──────── RECORDS SHOWN ────────

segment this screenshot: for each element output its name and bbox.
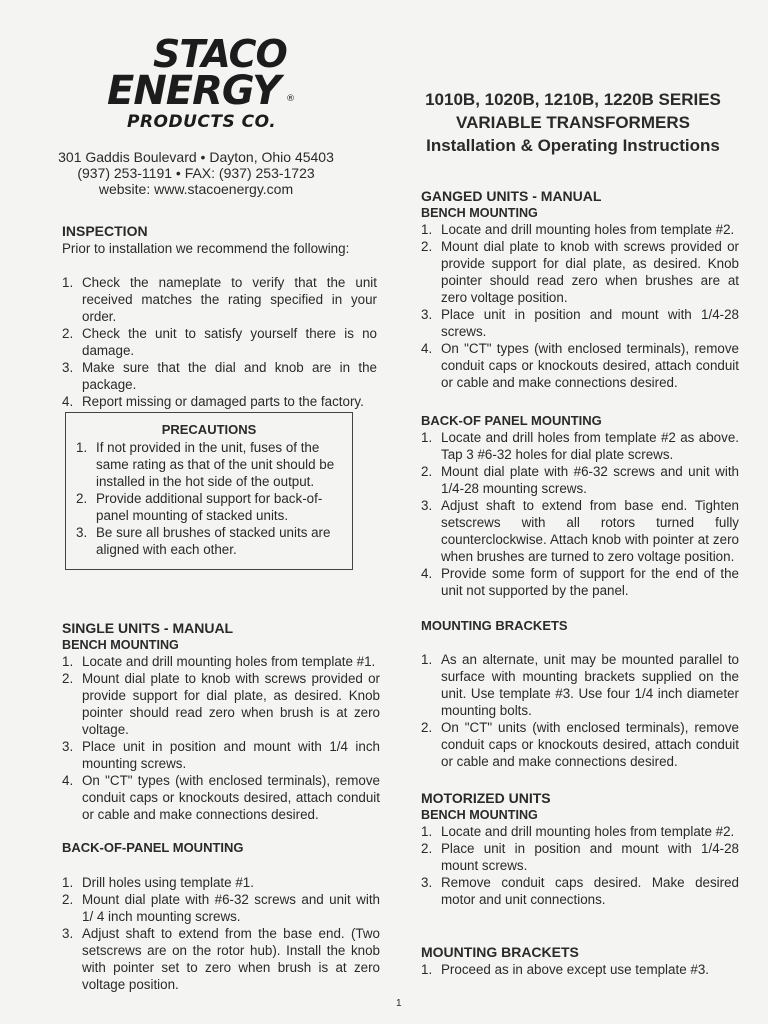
title-subtitle: Installation & Operating Instructions — [426, 136, 720, 155]
mounting-brackets-section — [421, 618, 739, 770]
company-logo — [105, 32, 305, 138]
list-item: 1. Locate and drill mounting holes from template #2. — [421, 222, 735, 237]
list-item: 3. Be sure all brushes of stacked units are aligned with each other. — [76, 525, 331, 557]
address-phone-fax: (937) 253-1191 • FAX: (937) 253-1723 — [77, 165, 315, 181]
list-item: 3. Remove conduit caps desired. Make desired motor and unit connections. — [421, 875, 739, 907]
precautions-list — [76, 439, 342, 558]
list-item: 1. As an alternate, unit may be mounted parallel to surface with mounting brackets supplied on the unit. Use template #3. Use four 1/4 inch diameter mounting bolts. — [421, 652, 739, 718]
ganged-bench-list — [421, 221, 739, 391]
list-item: 4. Provide some form of support for the end of the unit not supported by the panel. — [421, 566, 739, 598]
list-item: 3. Make sure that the dial and knob are in the package. — [62, 360, 377, 392]
list-item: 1. Locate and drill mounting holes from template #2. — [421, 824, 735, 839]
single-units-heading: SINGLE UNITS - MANUAL — [62, 620, 234, 636]
document-title — [398, 88, 748, 157]
single-back-panel-list — [62, 874, 380, 993]
logo-line-products: PRODUCTS CO. — [127, 112, 277, 132]
page-number: 1 — [396, 998, 402, 1009]
ganged-bench-subheading: BENCH MOUNTING — [421, 206, 538, 220]
ganged-back-panel-heading: BACK-OF PANEL MOUNTING — [421, 413, 602, 428]
list-item: 1. Locate and drill mounting holes from template #1. — [62, 654, 376, 669]
mounting-brackets-heading: MOUNTING BRACKETS — [421, 618, 568, 633]
list-item: 1. If not provided in the unit, fuses of the same rating as that of the unit should be installed in the hot side of the output. — [76, 440, 335, 489]
list-item: 3. Adjust shaft to extend from base end. Tighten setscrews with all rotors turned fully counterclockwise. Attach knob with pointer at zero when brushes are turned to zero voltage position. — [421, 498, 739, 564]
list-item: 4. On "CT" types (with enclosed terminals), remove conduit caps or knockouts desired, attach conduit or cable and make connections desired. — [421, 341, 739, 390]
motorized-bench-list — [421, 823, 739, 908]
ganged-back-panel-section — [421, 413, 739, 599]
list-item: 2. Mount dial plate to knob with screws provided or provide support for dial plate, as desired. Knob pointer should read zero when brushes are at zero voltage position. — [421, 239, 739, 305]
list-item: 3. Place unit in position and mount with 1/4-28 screws. — [421, 307, 739, 339]
list-item: 4. On "CT" types (with enclosed terminals), remove conduit caps or knockouts desired, attach conduit or cable and make connections desired. — [62, 773, 380, 822]
inspection-heading: INSPECTION — [62, 223, 148, 239]
logo-line-energy: ENERGY — [107, 68, 281, 114]
inspection-intro: Prior to installation we recommend the following: — [62, 241, 350, 256]
single-bench-subheading: BENCH MOUNTING — [62, 638, 179, 652]
list-item: 2. Mount dial plate to knob with screws provided or provide support for dial plate, as desired. Knob pointer should read zero when brush is at zero voltage. — [62, 671, 380, 737]
mounting-brackets-motorized-list — [421, 961, 739, 978]
list-item: 2. Place unit in position and mount with 1/4-28 mount screws. — [421, 841, 739, 873]
list-item: 1. Locate and drill holes from template #2 as above. Tap 3 #6-32 holes for dial plate screws. — [421, 430, 739, 462]
mounting-brackets-motorized-heading: MOUNTING BRACKETS — [421, 944, 579, 960]
registered-mark: ® — [286, 94, 295, 104]
precautions-box — [65, 412, 353, 570]
ganged-units-section — [421, 188, 739, 391]
address-street: 301 Gaddis Boulevard • Dayton, Ohio 45403 — [58, 149, 334, 165]
list-item: 2. Mount dial plate with #6-32 screws and unit with 1/4-28 mounting screws. — [421, 464, 739, 496]
title-product: VARIABLE TRANSFORMERS — [456, 113, 690, 132]
list-item: 1. Proceed as in above except use template #3. — [421, 962, 709, 977]
list-item: 4. Report missing or damaged parts to the factory. — [62, 394, 364, 409]
inspection-list — [62, 274, 377, 410]
logo-line-staco: STACO — [153, 32, 287, 76]
single-back-panel-heading: BACK-OF-PANEL MOUNTING — [62, 840, 244, 855]
list-item: 2. On "CT" units (with enclosed terminals), remove conduit caps or knockouts desired, attach conduit or cable and make connections desired. — [421, 720, 739, 769]
list-item: 3. Place unit in position and mount with 1/4 inch mounting screws. — [62, 739, 380, 771]
ganged-back-panel-list — [421, 429, 739, 599]
single-back-panel-section — [62, 840, 380, 993]
inspection-section — [62, 223, 377, 410]
single-units-section — [62, 620, 380, 823]
address-website: website: www.stacoenergy.com — [98, 181, 294, 197]
list-item: 2. Mount dial plate with #6-32 screws and unit with 1/ 4 inch mounting screws. — [62, 892, 380, 924]
mounting-brackets-motorized-section — [421, 944, 739, 978]
list-item: 2. Check the unit to satisfy yourself there is no damage. — [62, 326, 377, 358]
list-item: 2. Provide additional support for back-of-panel mounting of stacked units. — [76, 491, 323, 523]
ganged-units-heading: GANGED UNITS - MANUAL — [421, 188, 602, 204]
list-item: 3. Adjust shaft to extend from the base end. (Two setscrews are on the rotor hub). Install the knob with pointer set to zero when brush is at zero voltage position. — [62, 926, 380, 992]
company-address — [40, 149, 352, 197]
list-item: 1. Drill holes using template #1. — [62, 875, 254, 890]
motorized-units-heading: MOTORIZED UNITS — [421, 790, 551, 806]
single-bench-list — [62, 653, 380, 823]
title-series: 1010B, 1020B, 1210B, 1220B SERIES — [425, 90, 721, 109]
precautions-heading: PRECAUTIONS — [161, 422, 257, 437]
motorized-bench-subheading: BENCH MOUNTING — [421, 808, 538, 822]
list-item: 1. Check the nameplate to verify that the unit received matches the rating specified in your order. — [62, 275, 377, 324]
mounting-brackets-list — [421, 651, 739, 770]
motorized-units-section — [421, 790, 739, 908]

────────

_WRITTEN EXERCISE:_
Render each line of the listing above as a string in a JSON list, one string per line, skipping blank lines and leaving out the pictures.

_THE REPLY:_
[
  "segment this screenshot: for each element output its name and bbox.",
  "title-subtitle: Installation & Operating Instructions — [426, 136, 720, 155]",
  "mounting-brackets-section — [421, 618, 739, 770]",
  "company-logo — [105, 32, 305, 138]",
  "list-item: 1. Locate and drill mounting holes from template #2. — [421, 222, 735, 237]",
  "list-item: 3. Be sure all brushes of stacked units are aligned with each other. — [76, 525, 331, 557]",
  "address-phone-fax: (937) 253-1191 • FAX: (937) 253-1723 — [77, 165, 315, 181]",
  "list-item: 3. Remove conduit caps desired. Make desired motor and unit connections. — [421, 875, 739, 907]",
  "precautions-list — [76, 439, 342, 558]",
  "list-item: 1. As an alternate, unit may be mounted parallel to surface with mounting brackets supplied on the unit. Use template #3. Use four 1/4 inch diameter mounting bolts. — [421, 652, 739, 718]",
  "ganged-bench-list — [421, 221, 739, 391]",
  "list-item: 4. Provide some form of support for the end of the unit not supported by the panel. — [421, 566, 739, 598]",
  "list-item: 3. Make sure that the dial and knob are in the package. — [62, 360, 377, 392]",
  "list-item: 1. Locate and drill mounting holes from template #2. — [421, 824, 735, 839]",
  "single-units-heading: SINGLE UNITS - MANUAL — [62, 620, 234, 636]",
  "document-title — [398, 88, 748, 157]",
  "single-back-panel-list — [62, 874, 380, 993]",
  "logo-line-products: PRODUCTS CO. — [127, 112, 277, 132]",
  "page-number: 1 — [396, 998, 402, 1009]",
  "ganged-bench-subheading: BENCH MOUNTING — [421, 206, 538, 220]",
  "ganged-back-panel-heading: BACK-OF PANEL MOUNTING — [421, 413, 602, 428]",
  "list-item: 1. Locate and drill mounting holes from template #1. — [62, 654, 376, 669]",
  "mounting-brackets-heading: MOUNTING BRACKETS — [421, 618, 568, 633]",
  "list-item: 1. If not provided in the unit, fuses of the same rating as that of the unit should be installed in the hot side of the output. — [76, 440, 335, 489]",
  "list-item: 3. Adjust shaft to extend from base end. Tighten setscrews with all rotors turned fully counterclockwise. Attach knob with pointer at zero when brushes are turned to zero voltage position. — [421, 498, 739, 564]",
  "list-item: 4. On \"CT\" types (with enclosed terminals), remove conduit caps or knockouts desired, attach conduit or cable and make connections desired. — [421, 341, 739, 390]",
  "motorized-bench-list — [421, 823, 739, 908]",
  "ganged-back-panel-section — [421, 413, 739, 599]",
  "list-item: 2. Mount dial plate to knob with screws provided or provide support for dial plate, as desired. Knob pointer should read zero when brushes are at zero voltage position. — [421, 239, 739, 305]",
  "list-item: 3. Place unit in position and mount with 1/4-28 screws. — [421, 307, 739, 339]",
  "list-item: 4. On \"CT\" types (with enclosed terminals), remove conduit caps or knockouts desired, attach conduit or cable and make connections desired. — [62, 773, 380, 822]",
  "inspection-heading: INSPECTION — [62, 223, 148, 239]",
  "logo-line-energy: ENERGY — [107, 68, 281, 114]",
  "inspection-intro: Prior to installation we recommend the following: — [62, 241, 350, 256]",
  "single-bench-subheading: BENCH MOUNTING — [62, 638, 179, 652]",
  "list-item: 2. Mount dial plate to knob with screws provided or provide support for dial plate, as desired. Knob pointer should read zero when brush is at zero voltage. — [62, 671, 380, 737]",
  "mounting-brackets-motorized-list — [421, 961, 739, 978]",
  "list-item: 2. Place unit in position and mount with 1/4-28 mount screws. — [421, 841, 739, 873]",
  "list-item: 1. Locate and drill holes from template #2 as above. Tap 3 #6-32 holes for dial plate screws. — [421, 430, 739, 462]",
  "mounting-brackets-motorized-heading: MOUNTING BRACKETS — [421, 944, 579, 960]",
  "registered-mark: ® — [286, 94, 295, 104]",
  "precautions-box — [65, 412, 353, 570]",
  "ganged-units-section — [421, 188, 739, 391]",
  "address-street: 301 Gaddis Boulevard • Dayton, Ohio 45403 — [58, 149, 334, 165]",
  "list-item: 2. Mount dial plate with #6-32 screws and unit with 1/4-28 mounting screws. — [421, 464, 739, 496]",
  "title-product: VARIABLE TRANSFORMERS — [456, 113, 690, 132]",
  "list-item: 1. Proceed as in above except use template #3. — [421, 962, 709, 977]",
  "list-item: 4. Report missing or damaged parts to the factory. — [62, 394, 364, 409]",
  "inspection-list — [62, 274, 377, 410]",
  "logo-line-staco: STACO — [153, 32, 287, 76]",
  "single-back-panel-heading: BACK-OF-PANEL MOUNTING — [62, 840, 244, 855]",
  "list-item: 2. On \"CT\" units (with enclosed terminals), remove conduit caps or knockouts desired, attach conduit or cable and make connections desired. — [421, 720, 739, 769]",
  "list-item: 3. Place unit in position and mount with 1/4 inch mounting screws. — [62, 739, 380, 771]",
  "ganged-back-panel-list — [421, 429, 739, 599]",
  "single-back-panel-section — [62, 840, 380, 993]",
  "inspection-section — [62, 223, 377, 410]",
  "single-units-section — [62, 620, 380, 823]",
  "address-website: website: www.stacoenergy.com — [98, 181, 294, 197]",
  "list-item: 2. Mount dial plate with #6-32 screws and unit with 1/ 4 inch mounting screws. — [62, 892, 380, 924]",
  "mounting-brackets-motorized-section — [421, 944, 739, 978]",
  "list-item: 2. Check the unit to satisfy yourself there is no damage. — [62, 326, 377, 358]",
  "list-item: 2. Provide additional support for back-of-panel mounting of stacked units. — [76, 491, 323, 523]",
  "ganged-units-heading: GANGED UNITS - MANUAL — [421, 188, 602, 204]",
  "list-item: 3. Adjust shaft to extend from the base end. (Two setscrews are on the rotor hub). Install the knob with pointer set to zero when brush is at zero voltage position. — [62, 926, 380, 992]",
  "company-address — [40, 149, 352, 197]",
  "list-item: 1. Drill holes using template #1. — [62, 875, 254, 890]",
  "motorized-units-heading: MOTORIZED UNITS — [421, 790, 551, 806]",
  "single-bench-list — [62, 653, 380, 823]",
  "title-series: 1010B, 1020B, 1210B, 1220B SERIES — [425, 90, 721, 109]",
  "precautions-heading: PRECAUTIONS — [161, 422, 257, 437]",
  "motorized-bench-subheading: BENCH MOUNTING — [421, 808, 538, 822]",
  "list-item: 1. Check the nameplate to verify that the unit received matches the rating specified in your order. — [62, 275, 377, 324]",
  "mounting-brackets-list — [421, 651, 739, 770]",
  "motorized-units-section — [421, 790, 739, 908]"
]